_PROMPT_
Print every line of the material below with no changes at all.

[Listings of boxed layout items]
■ ■ ■ ■ ■ ■ ■

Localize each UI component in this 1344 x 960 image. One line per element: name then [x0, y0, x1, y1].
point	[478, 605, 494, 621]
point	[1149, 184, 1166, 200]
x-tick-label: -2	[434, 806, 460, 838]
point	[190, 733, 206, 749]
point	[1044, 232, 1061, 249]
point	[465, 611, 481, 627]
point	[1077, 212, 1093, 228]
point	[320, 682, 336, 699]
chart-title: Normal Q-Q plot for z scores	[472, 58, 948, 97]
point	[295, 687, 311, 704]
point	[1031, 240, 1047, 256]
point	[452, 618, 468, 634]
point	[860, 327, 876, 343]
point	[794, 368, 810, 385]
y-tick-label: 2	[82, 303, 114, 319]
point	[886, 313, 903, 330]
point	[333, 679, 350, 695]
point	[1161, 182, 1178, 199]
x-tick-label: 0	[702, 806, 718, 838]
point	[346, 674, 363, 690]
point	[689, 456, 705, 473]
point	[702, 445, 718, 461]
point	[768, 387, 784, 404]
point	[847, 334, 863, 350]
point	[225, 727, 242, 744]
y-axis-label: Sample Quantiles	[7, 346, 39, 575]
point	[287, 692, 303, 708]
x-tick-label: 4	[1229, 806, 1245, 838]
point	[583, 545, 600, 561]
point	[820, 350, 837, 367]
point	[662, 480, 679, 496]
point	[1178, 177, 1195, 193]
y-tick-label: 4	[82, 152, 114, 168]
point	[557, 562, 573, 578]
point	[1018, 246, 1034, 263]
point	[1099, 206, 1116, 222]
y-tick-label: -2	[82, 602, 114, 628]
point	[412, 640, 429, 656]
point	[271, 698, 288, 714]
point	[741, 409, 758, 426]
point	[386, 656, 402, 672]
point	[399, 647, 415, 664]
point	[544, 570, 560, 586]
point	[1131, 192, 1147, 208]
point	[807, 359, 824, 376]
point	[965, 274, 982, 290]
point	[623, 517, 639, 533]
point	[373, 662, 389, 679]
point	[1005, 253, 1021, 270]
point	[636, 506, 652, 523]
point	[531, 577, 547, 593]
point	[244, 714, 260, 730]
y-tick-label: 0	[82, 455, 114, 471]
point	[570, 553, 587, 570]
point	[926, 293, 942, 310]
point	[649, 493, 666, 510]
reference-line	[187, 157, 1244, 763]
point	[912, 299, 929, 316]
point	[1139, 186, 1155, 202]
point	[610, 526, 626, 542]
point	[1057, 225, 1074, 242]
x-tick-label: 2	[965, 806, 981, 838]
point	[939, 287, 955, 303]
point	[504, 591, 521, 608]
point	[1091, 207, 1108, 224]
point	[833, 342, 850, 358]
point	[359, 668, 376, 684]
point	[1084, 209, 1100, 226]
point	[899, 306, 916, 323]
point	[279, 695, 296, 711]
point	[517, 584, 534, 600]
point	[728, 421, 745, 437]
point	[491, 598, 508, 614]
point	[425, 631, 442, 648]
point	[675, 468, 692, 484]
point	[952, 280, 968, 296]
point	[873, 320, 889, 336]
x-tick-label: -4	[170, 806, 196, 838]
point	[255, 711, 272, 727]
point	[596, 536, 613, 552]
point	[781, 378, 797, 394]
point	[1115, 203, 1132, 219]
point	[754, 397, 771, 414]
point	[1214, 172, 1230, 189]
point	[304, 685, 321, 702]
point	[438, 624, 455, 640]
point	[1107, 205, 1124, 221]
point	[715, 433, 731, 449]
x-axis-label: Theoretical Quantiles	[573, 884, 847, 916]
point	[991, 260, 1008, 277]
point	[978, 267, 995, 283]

■ ■ ■ ■ ■ ■ ■

_REPLY TO THE EXERCISE_
Localize each UI component in this 1344 x 960 image. One line per element: name then [x0, y0, x1, y1].
point	[478, 605, 494, 621]
point	[1149, 184, 1166, 200]
x-tick-label: -2	[434, 806, 460, 838]
point	[190, 733, 206, 749]
point	[1044, 232, 1061, 249]
point	[465, 611, 481, 627]
point	[1077, 212, 1093, 228]
point	[320, 682, 336, 699]
chart-title: Normal Q-Q plot for z scores	[472, 58, 948, 97]
point	[295, 687, 311, 704]
point	[1031, 240, 1047, 256]
point	[452, 618, 468, 634]
point	[860, 327, 876, 343]
point	[794, 368, 810, 385]
y-tick-label: 2	[82, 303, 114, 319]
point	[886, 313, 903, 330]
point	[333, 679, 350, 695]
point	[1161, 182, 1178, 199]
x-tick-label: 0	[702, 806, 718, 838]
point	[346, 674, 363, 690]
point	[689, 456, 705, 473]
point	[702, 445, 718, 461]
point	[768, 387, 784, 404]
point	[847, 334, 863, 350]
point	[225, 727, 242, 744]
y-axis-label: Sample Quantiles	[7, 346, 39, 575]
point	[287, 692, 303, 708]
x-tick-label: 4	[1229, 806, 1245, 838]
point	[583, 545, 600, 561]
point	[820, 350, 837, 367]
point	[662, 480, 679, 496]
point	[1178, 177, 1195, 193]
y-tick-label: 4	[82, 152, 114, 168]
point	[557, 562, 573, 578]
point	[1018, 246, 1034, 263]
point	[1099, 206, 1116, 222]
y-tick-label: -2	[82, 602, 114, 628]
point	[412, 640, 429, 656]
point	[271, 698, 288, 714]
point	[741, 409, 758, 426]
point	[386, 656, 402, 672]
point	[399, 647, 415, 664]
point	[544, 570, 560, 586]
point	[1131, 192, 1147, 208]
point	[807, 359, 824, 376]
point	[965, 274, 982, 290]
point	[623, 517, 639, 533]
point	[373, 662, 389, 679]
point	[1005, 253, 1021, 270]
point	[636, 506, 652, 523]
point	[531, 577, 547, 593]
point	[244, 714, 260, 730]
y-tick-label: 0	[82, 455, 114, 471]
point	[570, 553, 587, 570]
point	[926, 293, 942, 310]
point	[649, 493, 666, 510]
reference-line	[187, 157, 1244, 763]
point	[912, 299, 929, 316]
point	[1139, 186, 1155, 202]
point	[610, 526, 626, 542]
point	[1057, 225, 1074, 242]
x-tick-label: 2	[965, 806, 981, 838]
point	[939, 287, 955, 303]
point	[504, 591, 521, 608]
point	[1091, 207, 1108, 224]
point	[833, 342, 850, 358]
point	[359, 668, 376, 684]
point	[1084, 209, 1100, 226]
point	[899, 306, 916, 323]
point	[279, 695, 296, 711]
point	[517, 584, 534, 600]
point	[728, 421, 745, 437]
point	[491, 598, 508, 614]
point	[425, 631, 442, 648]
point	[675, 468, 692, 484]
point	[952, 280, 968, 296]
point	[873, 320, 889, 336]
x-tick-label: -4	[170, 806, 196, 838]
point	[255, 711, 272, 727]
point	[596, 536, 613, 552]
point	[781, 378, 797, 394]
point	[1115, 203, 1132, 219]
point	[754, 397, 771, 414]
point	[1214, 172, 1230, 189]
point	[304, 685, 321, 702]
point	[438, 624, 455, 640]
point	[1107, 205, 1124, 221]
point	[715, 433, 731, 449]
x-axis-label: Theoretical Quantiles	[573, 884, 847, 916]
point	[991, 260, 1008, 277]
point	[978, 267, 995, 283]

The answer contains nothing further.